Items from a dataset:

--

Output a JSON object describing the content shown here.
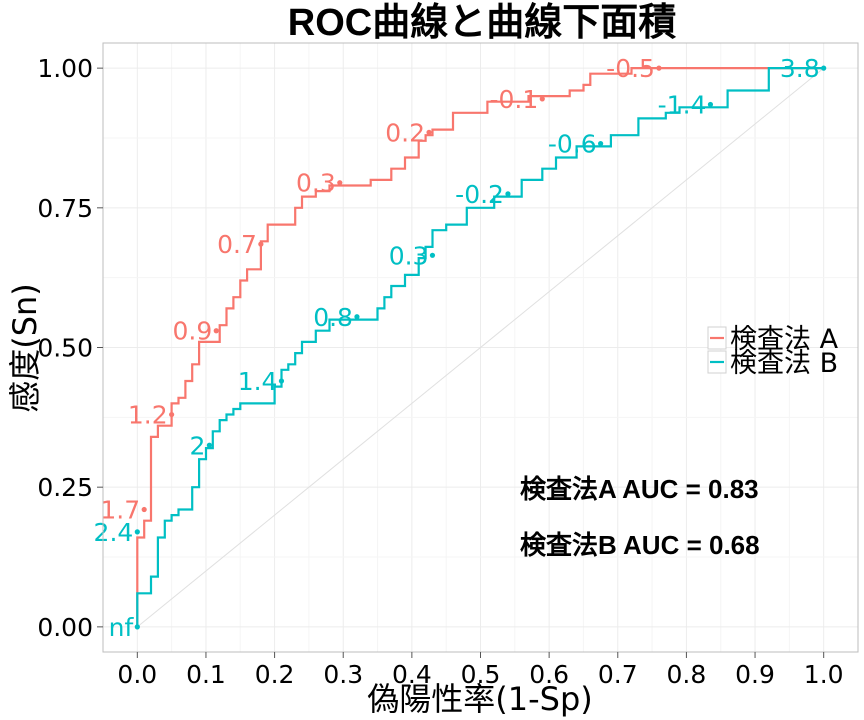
{
  "chart_data": {
    "type": "line",
    "title": "ROC曲線と曲線下面積",
    "xlabel": "偽陽性率(1-Sp)",
    "ylabel": "感度(Sn)",
    "xlim": [
      -0.05,
      1.05
    ],
    "ylim": [
      -0.045,
      1.045
    ],
    "x_ticks": [
      "0.0",
      "0.1",
      "0.2",
      "0.3",
      "0.4",
      "0.5",
      "0.6",
      "0.7",
      "0.8",
      "0.9",
      "1.0"
    ],
    "y_ticks": [
      "0.00",
      "0.25",
      "0.50",
      "0.75",
      "1.00"
    ],
    "grid": true,
    "legend_position": "right",
    "reference_line": {
      "from": [
        0,
        0
      ],
      "to": [
        1,
        1
      ],
      "color": "#e0e0e0"
    },
    "series": [
      {
        "name": "検査法 A",
        "color": "#F8766D",
        "auc_text": "検査法A AUC = 0.83",
        "steps": [
          [
            0,
            0
          ],
          [
            0,
            0.06
          ],
          [
            0,
            0.11
          ],
          [
            0,
            0.16
          ],
          [
            0.01,
            0.16
          ],
          [
            0.01,
            0.19
          ],
          [
            0.02,
            0.19
          ],
          [
            0.02,
            0.21
          ],
          [
            0.02,
            0.34
          ],
          [
            0.03,
            0.34
          ],
          [
            0.03,
            0.36
          ],
          [
            0.05,
            0.36
          ],
          [
            0.05,
            0.4
          ],
          [
            0.06,
            0.4
          ],
          [
            0.06,
            0.41
          ],
          [
            0.07,
            0.41
          ],
          [
            0.07,
            0.44
          ],
          [
            0.08,
            0.44
          ],
          [
            0.08,
            0.47
          ],
          [
            0.09,
            0.47
          ],
          [
            0.09,
            0.51
          ],
          [
            0.12,
            0.51
          ],
          [
            0.12,
            0.54
          ],
          [
            0.13,
            0.54
          ],
          [
            0.13,
            0.57
          ],
          [
            0.14,
            0.57
          ],
          [
            0.14,
            0.59
          ],
          [
            0.15,
            0.59
          ],
          [
            0.15,
            0.62
          ],
          [
            0.16,
            0.62
          ],
          [
            0.16,
            0.64
          ],
          [
            0.18,
            0.64
          ],
          [
            0.18,
            0.67
          ],
          [
            0.18,
            0.69
          ],
          [
            0.19,
            0.69
          ],
          [
            0.19,
            0.72
          ],
          [
            0.23,
            0.72
          ],
          [
            0.23,
            0.75
          ],
          [
            0.24,
            0.75
          ],
          [
            0.24,
            0.77
          ],
          [
            0.26,
            0.77
          ],
          [
            0.26,
            0.78
          ],
          [
            0.28,
            0.78
          ],
          [
            0.28,
            0.79
          ],
          [
            0.34,
            0.79
          ],
          [
            0.34,
            0.8
          ],
          [
            0.37,
            0.8
          ],
          [
            0.37,
            0.82
          ],
          [
            0.39,
            0.82
          ],
          [
            0.39,
            0.84
          ],
          [
            0.41,
            0.84
          ],
          [
            0.41,
            0.87
          ],
          [
            0.42,
            0.87
          ],
          [
            0.42,
            0.88
          ],
          [
            0.43,
            0.88
          ],
          [
            0.43,
            0.89
          ],
          [
            0.46,
            0.89
          ],
          [
            0.46,
            0.92
          ],
          [
            0.51,
            0.92
          ],
          [
            0.51,
            0.94
          ],
          [
            0.57,
            0.94
          ],
          [
            0.57,
            0.95
          ],
          [
            0.63,
            0.95
          ],
          [
            0.63,
            0.96
          ],
          [
            0.65,
            0.96
          ],
          [
            0.65,
            0.97
          ],
          [
            0.66,
            0.97
          ],
          [
            0.66,
            0.99
          ],
          [
            0.72,
            0.99
          ],
          [
            0.72,
            1.0
          ],
          [
            0.78,
            1.0
          ],
          [
            0.92,
            1.0
          ],
          [
            1.0,
            1.0
          ]
        ],
        "cutoffs": [
          {
            "label": "1.7",
            "x": 0.01,
            "y": 0.21
          },
          {
            "label": "1.2",
            "x": 0.05,
            "y": 0.38
          },
          {
            "label": "0.9",
            "x": 0.115,
            "y": 0.53
          },
          {
            "label": "0.7",
            "x": 0.18,
            "y": 0.685
          },
          {
            "label": "0.3",
            "x": 0.295,
            "y": 0.795
          },
          {
            "label": "0.2",
            "x": 0.425,
            "y": 0.885
          },
          {
            "label": "-0.1",
            "x": 0.59,
            "y": 0.945
          },
          {
            "label": "-0.5",
            "x": 0.76,
            "y": 1.0
          }
        ]
      },
      {
        "name": "検査法 B",
        "color": "#00BFC4",
        "auc_text": "検査法B AUC = 0.68",
        "steps": [
          [
            0,
            0
          ],
          [
            0,
            0.06
          ],
          [
            0.02,
            0.06
          ],
          [
            0.02,
            0.09
          ],
          [
            0.03,
            0.09
          ],
          [
            0.03,
            0.16
          ],
          [
            0.04,
            0.16
          ],
          [
            0.04,
            0.19
          ],
          [
            0.05,
            0.19
          ],
          [
            0.05,
            0.2
          ],
          [
            0.06,
            0.2
          ],
          [
            0.06,
            0.21
          ],
          [
            0.08,
            0.21
          ],
          [
            0.08,
            0.25
          ],
          [
            0.09,
            0.25
          ],
          [
            0.09,
            0.3
          ],
          [
            0.1,
            0.3
          ],
          [
            0.1,
            0.32
          ],
          [
            0.11,
            0.32
          ],
          [
            0.11,
            0.35
          ],
          [
            0.12,
            0.35
          ],
          [
            0.12,
            0.37
          ],
          [
            0.13,
            0.37
          ],
          [
            0.13,
            0.38
          ],
          [
            0.14,
            0.38
          ],
          [
            0.14,
            0.39
          ],
          [
            0.15,
            0.39
          ],
          [
            0.15,
            0.4
          ],
          [
            0.2,
            0.4
          ],
          [
            0.2,
            0.43
          ],
          [
            0.21,
            0.43
          ],
          [
            0.21,
            0.46
          ],
          [
            0.22,
            0.46
          ],
          [
            0.22,
            0.47
          ],
          [
            0.23,
            0.47
          ],
          [
            0.23,
            0.49
          ],
          [
            0.24,
            0.49
          ],
          [
            0.24,
            0.51
          ],
          [
            0.26,
            0.51
          ],
          [
            0.26,
            0.53
          ],
          [
            0.28,
            0.53
          ],
          [
            0.28,
            0.55
          ],
          [
            0.35,
            0.55
          ],
          [
            0.35,
            0.57
          ],
          [
            0.36,
            0.57
          ],
          [
            0.36,
            0.59
          ],
          [
            0.37,
            0.59
          ],
          [
            0.37,
            0.61
          ],
          [
            0.39,
            0.61
          ],
          [
            0.39,
            0.63
          ],
          [
            0.41,
            0.63
          ],
          [
            0.41,
            0.66
          ],
          [
            0.42,
            0.66
          ],
          [
            0.42,
            0.68
          ],
          [
            0.43,
            0.68
          ],
          [
            0.43,
            0.71
          ],
          [
            0.45,
            0.71
          ],
          [
            0.45,
            0.72
          ],
          [
            0.48,
            0.72
          ],
          [
            0.48,
            0.75
          ],
          [
            0.52,
            0.75
          ],
          [
            0.52,
            0.77
          ],
          [
            0.56,
            0.77
          ],
          [
            0.56,
            0.8
          ],
          [
            0.59,
            0.8
          ],
          [
            0.59,
            0.82
          ],
          [
            0.61,
            0.82
          ],
          [
            0.61,
            0.84
          ],
          [
            0.64,
            0.84
          ],
          [
            0.64,
            0.86
          ],
          [
            0.69,
            0.86
          ],
          [
            0.69,
            0.88
          ],
          [
            0.73,
            0.88
          ],
          [
            0.73,
            0.91
          ],
          [
            0.77,
            0.91
          ],
          [
            0.77,
            0.92
          ],
          [
            0.79,
            0.92
          ],
          [
            0.79,
            0.93
          ],
          [
            0.86,
            0.93
          ],
          [
            0.86,
            0.96
          ],
          [
            0.92,
            0.96
          ],
          [
            0.92,
            1.0
          ],
          [
            1.0,
            1.0
          ]
        ],
        "cutoffs": [
          {
            "label": "nf",
            "x": 0.0,
            "y": 0.0
          },
          {
            "label": "2.4",
            "x": 0.0,
            "y": 0.17
          },
          {
            "label": "2",
            "x": 0.105,
            "y": 0.325
          },
          {
            "label": "1.4",
            "x": 0.21,
            "y": 0.44
          },
          {
            "label": "0.8",
            "x": 0.32,
            "y": 0.555
          },
          {
            "label": "0.3",
            "x": 0.43,
            "y": 0.665
          },
          {
            "label": "-0.2",
            "x": 0.54,
            "y": 0.775
          },
          {
            "label": "-0.6",
            "x": 0.675,
            "y": 0.865
          },
          {
            "label": "-1.4",
            "x": 0.835,
            "y": 0.935
          },
          {
            "label": "3.8",
            "x": 1.0,
            "y": 1.0
          }
        ]
      }
    ]
  }
}
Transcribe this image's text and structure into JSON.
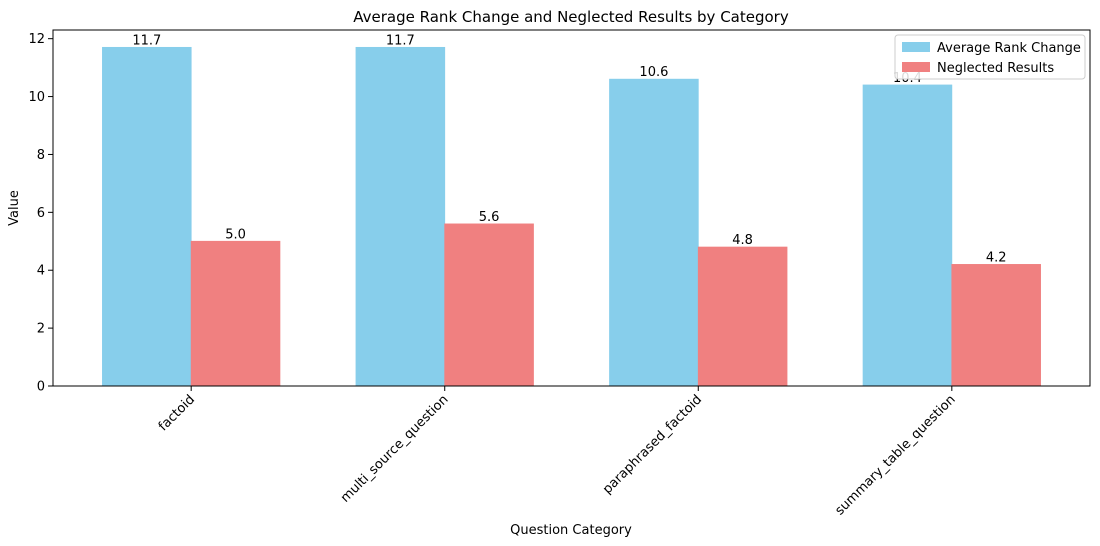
{
  "chart_data": {
    "type": "bar",
    "title": "Average Rank Change and Neglected Results by Category",
    "xlabel": "Question Category",
    "ylabel": "Value",
    "categories": [
      "factoid",
      "multi_source_question",
      "paraphrased_factoid",
      "summary_table_question"
    ],
    "series": [
      {
        "name": "Average Rank Change",
        "values": [
          11.7,
          11.7,
          10.6,
          10.4
        ],
        "labels": [
          "11.7",
          "11.7",
          "10.6",
          "10.4"
        ],
        "color": "#87CEEB"
      },
      {
        "name": "Neglected Results",
        "values": [
          5.0,
          5.6,
          4.8,
          4.2
        ],
        "labels": [
          "5.0",
          "5.6",
          "4.8",
          "4.2"
        ],
        "color": "#F08080"
      }
    ],
    "ylim": [
      0,
      12.3
    ],
    "yticks": [
      0,
      2,
      4,
      6,
      8,
      10,
      12
    ],
    "grid": false,
    "legend_position": "top-right"
  }
}
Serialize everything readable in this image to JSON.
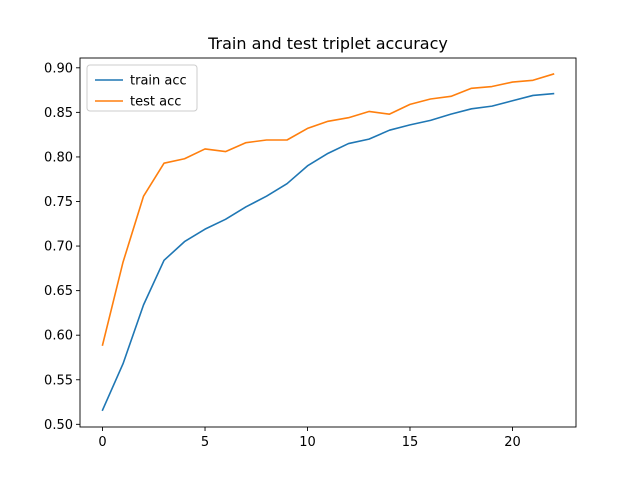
{
  "chart_data": {
    "type": "line",
    "title": "Train and test triplet accuracy",
    "xlabel": "",
    "ylabel": "",
    "xlim": [
      -1.1,
      23.1
    ],
    "ylim": [
      0.497,
      0.911
    ],
    "xticks": [
      0,
      5,
      10,
      15,
      20
    ],
    "yticks": [
      0.5,
      0.55,
      0.6,
      0.65,
      0.7,
      0.75,
      0.8,
      0.85,
      0.9
    ],
    "grid": false,
    "legend_position": "top-left",
    "x": [
      0,
      1,
      2,
      3,
      4,
      5,
      6,
      7,
      8,
      9,
      10,
      11,
      12,
      13,
      14,
      15,
      16,
      17,
      18,
      19,
      20,
      21,
      22
    ],
    "series": [
      {
        "name": "train acc",
        "color": "#1f77b4",
        "values": [
          0.516,
          0.568,
          0.634,
          0.684,
          0.705,
          0.719,
          0.73,
          0.744,
          0.756,
          0.77,
          0.79,
          0.804,
          0.815,
          0.82,
          0.83,
          0.836,
          0.841,
          0.848,
          0.854,
          0.857,
          0.863,
          0.869,
          0.871
        ]
      },
      {
        "name": "test acc",
        "color": "#ff7f0e",
        "values": [
          0.589,
          0.682,
          0.756,
          0.793,
          0.798,
          0.809,
          0.806,
          0.816,
          0.819,
          0.819,
          0.832,
          0.84,
          0.844,
          0.851,
          0.848,
          0.859,
          0.865,
          0.868,
          0.877,
          0.879,
          0.884,
          0.886,
          0.893
        ]
      }
    ]
  }
}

--

- _Aim of the task_
Find each line that has the word "color", then copy it out.

- _Exercise output_
      "color": "#e0e0e0"
        "color": "#F8766D",
        "color": "#00BFC4",
        "color": "#87CEEB"
        "color": "#F08080"
        "color": "#1f77b4",
        "color": "#ff7f0e",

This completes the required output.